▸ DIRECTIONS FOR THIS TASK
All entries must be repeated exactly; do not include the pictures.

▸ PROVIDED ENTRIES

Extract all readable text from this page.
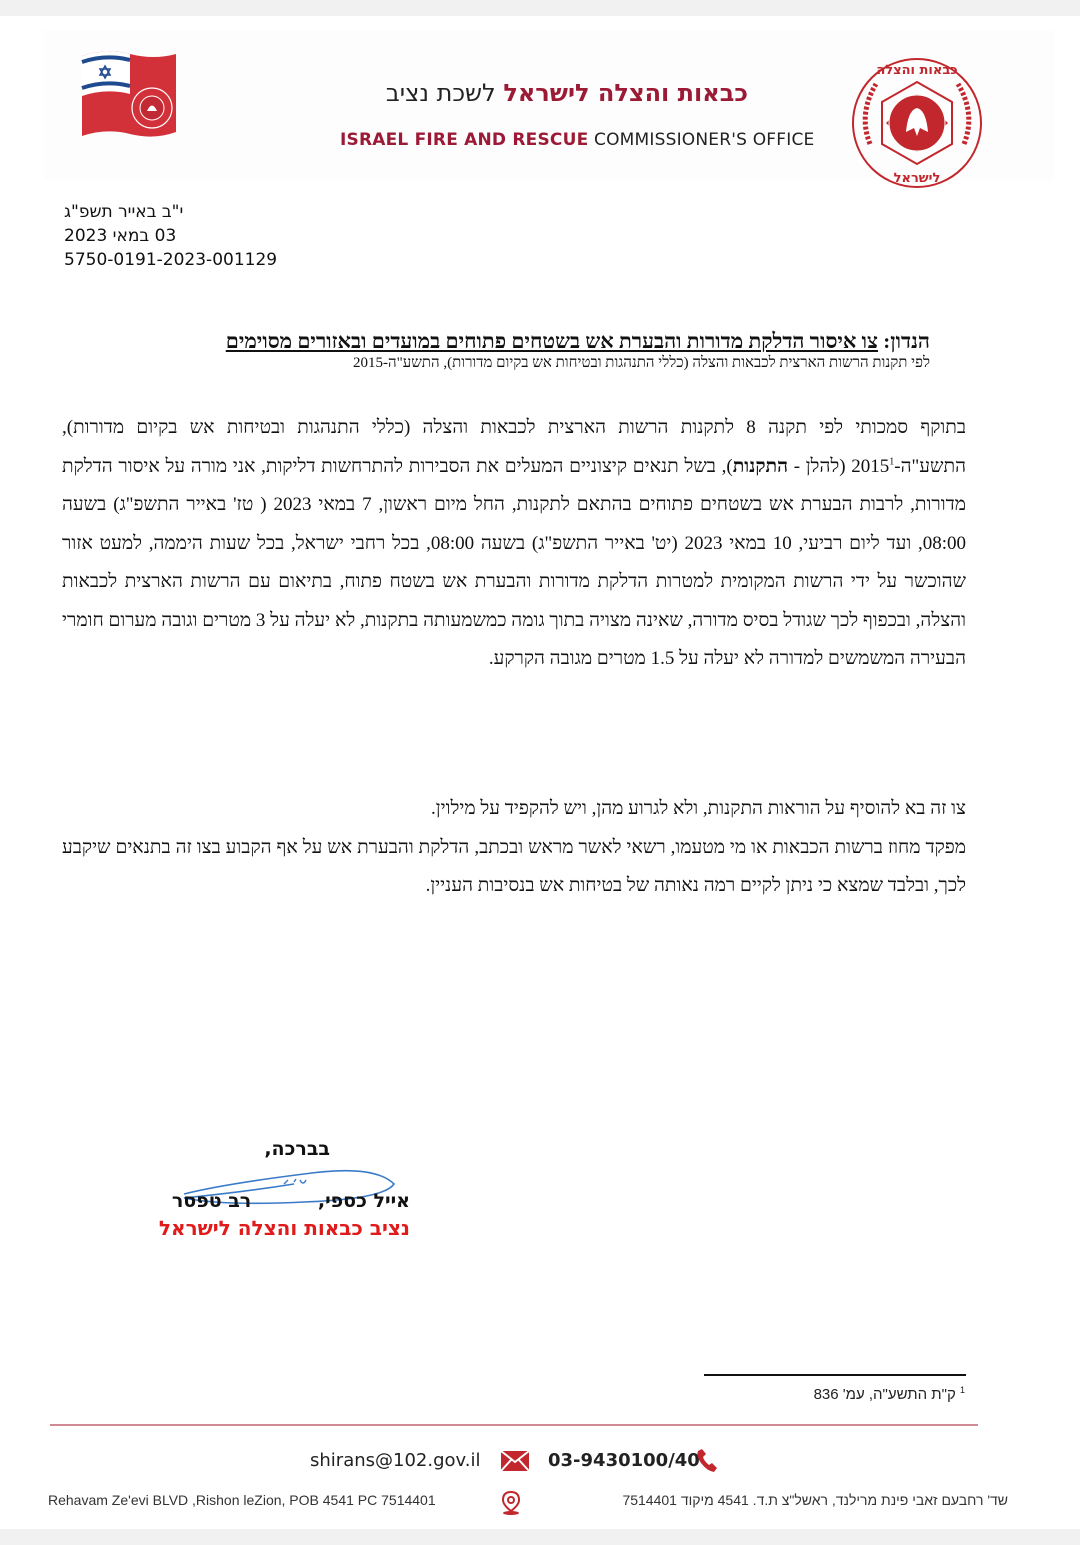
כבאות והצלה לישראל לשכת נציב
ISRAEL FIRE AND RESCUE COMMISSIONER'S OFFICE
כבאות והצלה
לישראל
י"ב באייר תשפ"ג
03 במאי 2023
5750-0191-2023-001129
הנדון: צו איסור הדלקת מדורות והבערת אש בשטחים פתוחים במועדים ובאזורים מסוימים
לפי תקנות הרשות הארצית לכבאות והצלה (כללי התנהגות ובטיחות אש בקיום מדורות), התשע"ה-2015
בתוקף סמכותי לפי תקנה 8 לתקנות הרשות הארצית לכבאות והצלה (כללי התנהגות ובטיחות אש בקיום מדורות), התשע"ה-2015$^1$ (להלן - התקנות), בשל תנאים קיצוניים המעלים את הסבירות להתרחשות דליקות, אני מורה על איסור הדלקת מדורות, לרבות הבערת אש בשטחים פתוחים בהתאם לתקנות, החל מיום ראשון, 7 במאי 2023 ( טז' באייר התשפ"ג) בשעה 08:00, ועד ליום רביעי, 10 במאי 2023 (יט' באייר התשפ"ג) בשעה 08:00, בכל רחבי ישראל, בכל שעות היממה, למעט אזור שהוכשר על ידי הרשות המקומית למטרות הדלקת מדורות והבערת אש בשטח פתוח, בתיאום עם הרשות הארצית לכבאות והצלה, ובכפוף לכך שגודל בסיס מדורה, שאינה מצויה בתוך גומה כמשמעותה בתקנות, לא יעלה על 3 מטרים וגובה מערום חומרי הבעירה המשמשים למדורה לא יעלה על 1.5 מטרים מגובה הקרקע.
צו זה בא להוסיף על הוראות התקנות, ולא לגרוע מהן, ויש להקפיד על מילוין.
מפקד מחוז ברשות הכבאות או מי מטעמו, רשאי לאשר מראש ובכתב, הדלקת והבערת אש על אף הקבוע בצו זה בתנאים שיקבע לכך, ובלבד שמצא כי ניתן לקיים רמה נאותה של בטיחות אש בנסיבות העניין.
בברכה,
אייל כספי, רב טפסר
נציב כבאות והצלה לישראל
$^1$ ק"ת התשע"ה, עמ' 836
shirans@102.gov.il	03-9430100/40
Rehavam Ze'evi BLVD ,Rishon leZion, POB 4541 PC 7514401	שד' רחבעם זאבי פינת מרילנד, ראשל"צ ת.ד. 4541 מיקוד 7514401
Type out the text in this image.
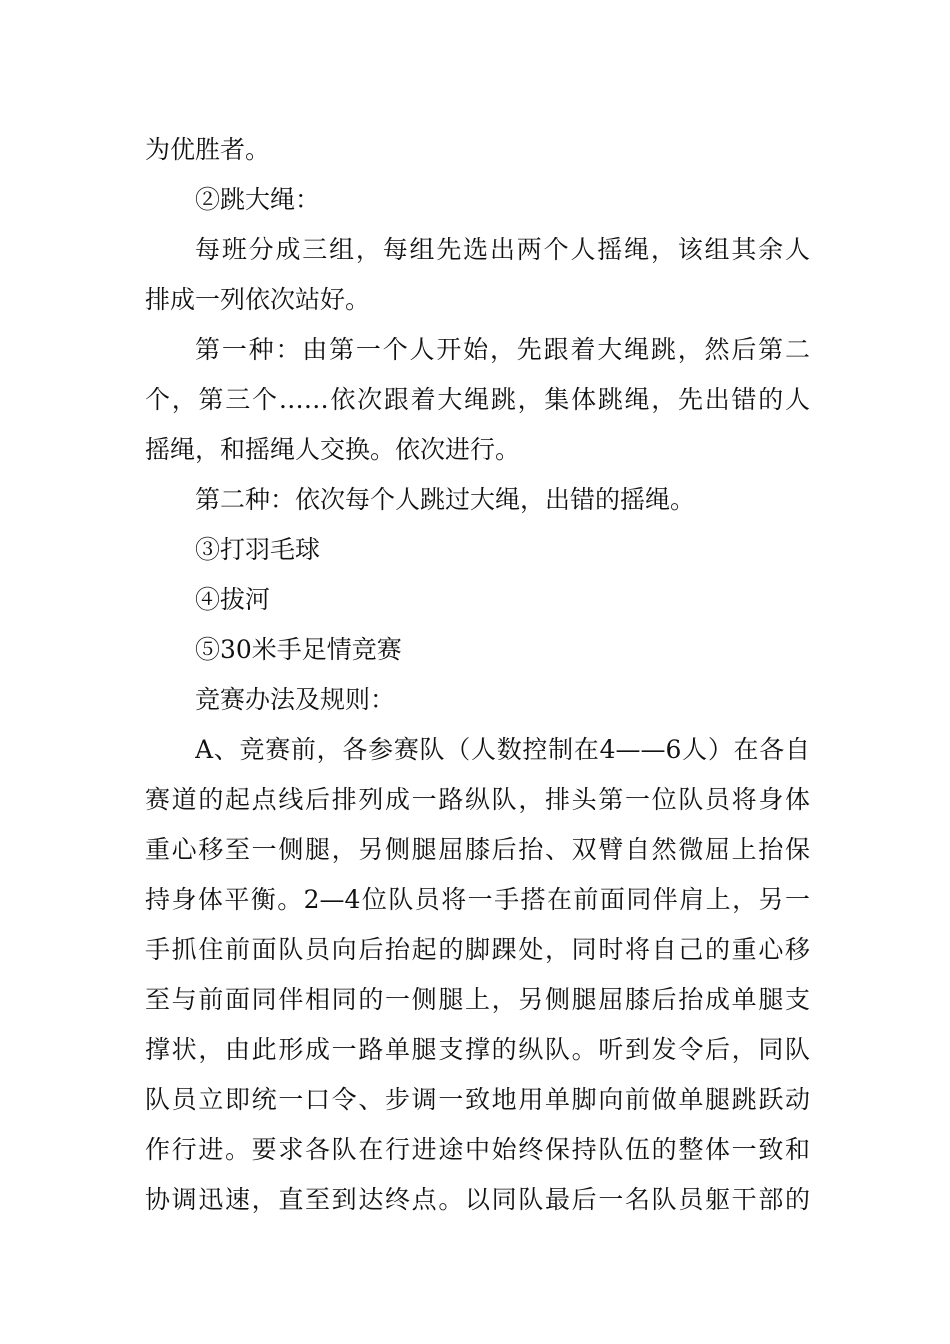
为优胜者。
②跳大绳：
每班分成三组，每组先选出两个人摇绳，该组其余人
排成一列依次站好。
第一种：由第一个人开始，先跟着大绳跳，然后第二
个，第三个……依次跟着大绳跳，集体跳绳，先出错的人
摇绳，和摇绳人交换。依次进行。
第二种：依次每个人跳过大绳，出错的摇绳。
③打羽毛球
④拔河
⑤30米手足情竞赛
竞赛办法及规则：
A、竞赛前，各参赛队（人数控制在4——6人）在各自
赛道的起点线后排列成一路纵队，排头第一位队员将身体
重心移至一侧腿，另侧腿屈膝后抬、双臂自然微屈上抬保
持身体平衡。2—4位队员将一手搭在前面同伴肩上，另一
手抓住前面队员向后抬起的脚踝处，同时将自己的重心移
至与前面同伴相同的一侧腿上，另侧腿屈膝后抬成单腿支
撑状，由此形成一路单腿支撑的纵队。听到发令后，同队
队员立即统一口令、步调一致地用单脚向前做单腿跳跃动
作行进。要求各队在行进途中始终保持队伍的整体一致和
协调迅速，直至到达终点。以同队最后一名队员躯干部的
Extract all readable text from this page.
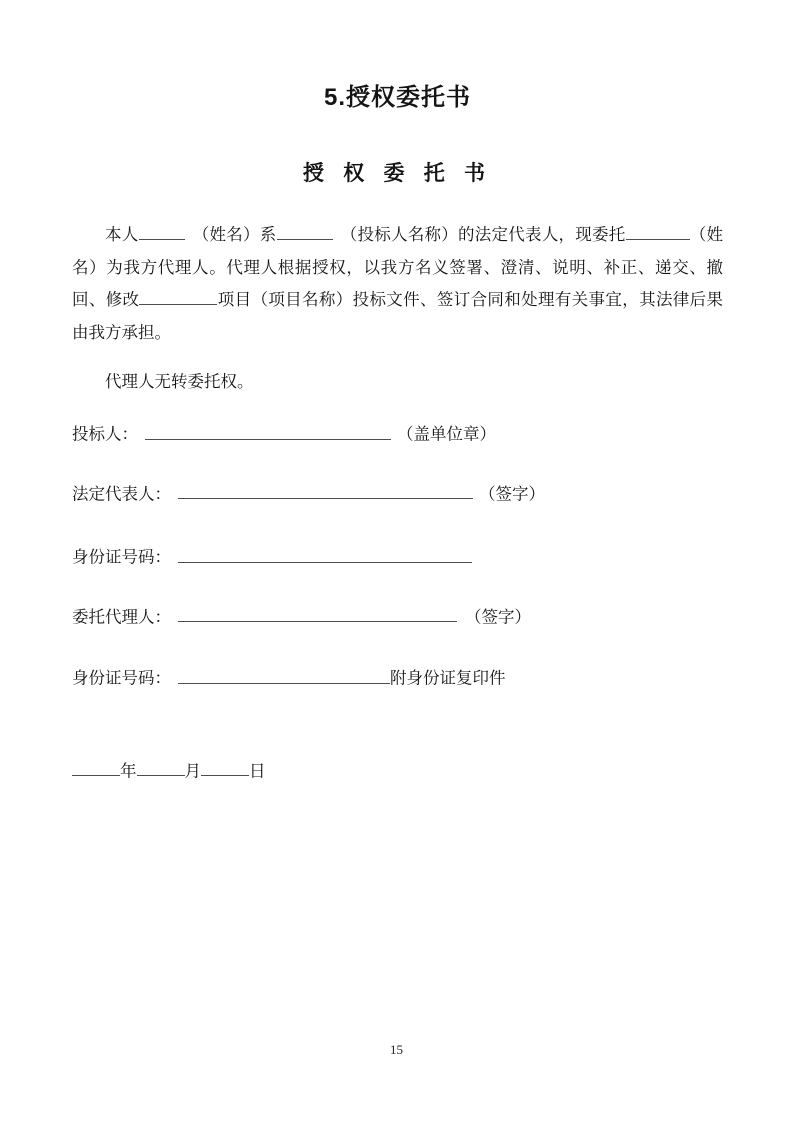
5.授权委托书
授 权 委 托 书

本人	（姓名）系	（投标人名称）的法定代表人，现委托	（姓名）为我方代理人。代理人根据授权，以我方名义签署、澄清、说明、补正、递交、撤回、修改	项目（项目名称）投标文件、签订合同和处理有关事宜，其法律后果由我方承担。

代理人无转委托权。
投标人：	（盖单位章）
法定代表人：	（签字）
身份证号码：
委托代理人：	（签字）
身份证号码：	附身份证复印件
年	月	日
15
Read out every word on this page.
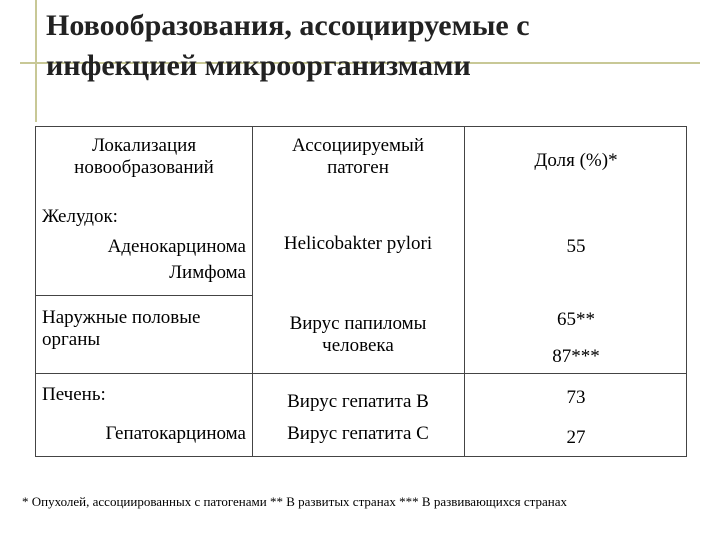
Новообразования, ассоциируемые с
инфекцией микроорганизмами
Локализация
новообразований
Ассоциируемый
патоген	Доля (%)*
Желудок:
Аденокарцинома
Лимфома
Helicobakter pylori	55
Наружные половые
органы
Вирус папиломы
человека
65**
87***
Печень:
Гепатокарцинома
Вирус гепатита В
Вирус гепатита С
73
27
* Опухолей, ассоциированных с патогенами ** В развитых странах *** В развивающихся странах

▸ THE RESPONSE
Extract all readable text from this page.
כבאות והצלה לישראל לשכת נציב
ISRAEL FIRE AND RESCUE COMMISSIONER'S OFFICE
כבאות והצלה
לישראל
י"ב באייר תשפ"ג
03 במאי 2023
5750-0191-2023-001129
הנדון: צו איסור הדלקת מדורות והבערת אש בשטחים פתוחים במועדים ובאזורים מסוימים
לפי תקנות הרשות הארצית לכבאות והצלה (כללי התנהגות ובטיחות אש בקיום מדורות), התשע"ה-2015
בתוקף סמכותי לפי תקנה 8 לתקנות הרשות הארצית לכבאות והצלה (כללי התנהגות ובטיחות אש בקיום מדורות), התשע"ה-2015$^1$ (להלן - התקנות), בשל תנאים קיצוניים המעלים את הסבירות להתרחשות דליקות, אני מורה על איסור הדלקת מדורות, לרבות הבערת אש בשטחים פתוחים בהתאם לתקנות, החל מיום ראשון, 7 במאי 2023 ( טז' באייר התשפ"ג) בשעה 08:00, ועד ליום רביעי, 10 במאי 2023 (יט' באייר התשפ"ג) בשעה 08:00, בכל רחבי ישראל, בכל שעות היממה, למעט אזור שהוכשר על ידי הרשות המקומית למטרות הדלקת מדורות והבערת אש בשטח פתוח, בתיאום עם הרשות הארצית לכבאות והצלה, ובכפוף לכך שגודל בסיס מדורה, שאינה מצויה בתוך גומה כמשמעותה בתקנות, לא יעלה על 3 מטרים וגובה מערום חומרי הבעירה המשמשים למדורה לא יעלה על 1.5 מטרים מגובה הקרקע.
צו זה בא להוסיף על הוראות התקנות, ולא לגרוע מהן, ויש להקפיד על מילוין.
מפקד מחוז ברשות הכבאות או מי מטעמו, רשאי לאשר מראש ובכתב, הדלקת והבערת אש על אף הקבוע בצו זה בתנאים שיקבע לכך, ובלבד שמצא כי ניתן לקיים רמה נאותה של בטיחות אש בנסיבות העניין.
בברכה,
אייל כספי, רב טפסר
נציב כבאות והצלה לישראל
$^1$ ק"ת התשע"ה, עמ' 836
shirans@102.gov.il	03-9430100/40
Rehavam Ze'evi BLVD ,Rishon leZion, POB 4541 PC 7514401	שד' רחבעם זאבי פינת מרילנד, ראשל"צ ת.ד. 4541 מיקוד 7514401
Type out the text in this image.
为优胜者。
②跳大绳：
每班分成三组，每组先选出两个人摇绳，该组其余人
排成一列依次站好。
第一种：由第一个人开始，先跟着大绳跳，然后第二
个，第三个……依次跟着大绳跳，集体跳绳，先出错的人
摇绳，和摇绳人交换。依次进行。
第二种：依次每个人跳过大绳，出错的摇绳。
③打羽毛球
④拔河
⑤30米手足情竞赛
竞赛办法及规则：
A、竞赛前，各参赛队（人数控制在4——6人）在各自
赛道的起点线后排列成一路纵队，排头第一位队员将身体
重心移至一侧腿，另侧腿屈膝后抬、双臂自然微屈上抬保
持身体平衡。2—4位队员将一手搭在前面同伴肩上，另一
手抓住前面队员向后抬起的脚踝处，同时将自己的重心移
至与前面同伴相同的一侧腿上，另侧腿屈膝后抬成单腿支
撑状，由此形成一路单腿支撑的纵队。听到发令后，同队
队员立即统一口令、步调一致地用单脚向前做单腿跳跃动
作行进。要求各队在行进途中始终保持队伍的整体一致和
协调迅速，直至到达终点。以同队最后一名队员躯干部的
Extract all readable text from this page.
5.授权委托书
授 权 委 托 书

本人	（姓名）系	（投标人名称）的法定代表人，现委托	（姓名）为我方代理人。代理人根据授权，以我方名义签署、澄清、说明、补正、递交、撤回、修改	项目（项目名称）投标文件、签订合同和处理有关事宜，其法律后果由我方承担。

代理人无转委托权。
投标人：	（盖单位章）
法定代表人：	（签字）
身份证号码：
委托代理人：	（签字）
身份证号码：	附身份证复印件
年	月	日
15
Read out every word on this page.
Новообразования, ассоциируемые с
инфекцией микроорганизмами
Локализация
новообразований
Ассоциируемый
патоген	Доля (%)*
Желудок:
Аденокарцинома
Лимфома
Helicobakter pylori	55
Наружные половые
органы
Вирус папиломы
человека
65**
87***
Печень:
Гепатокарцинома
Вирус гепатита В
Вирус гепатита С
73
27
* Опухолей, ассоциированных с патогенами ** В развитых странах *** В развивающихся странах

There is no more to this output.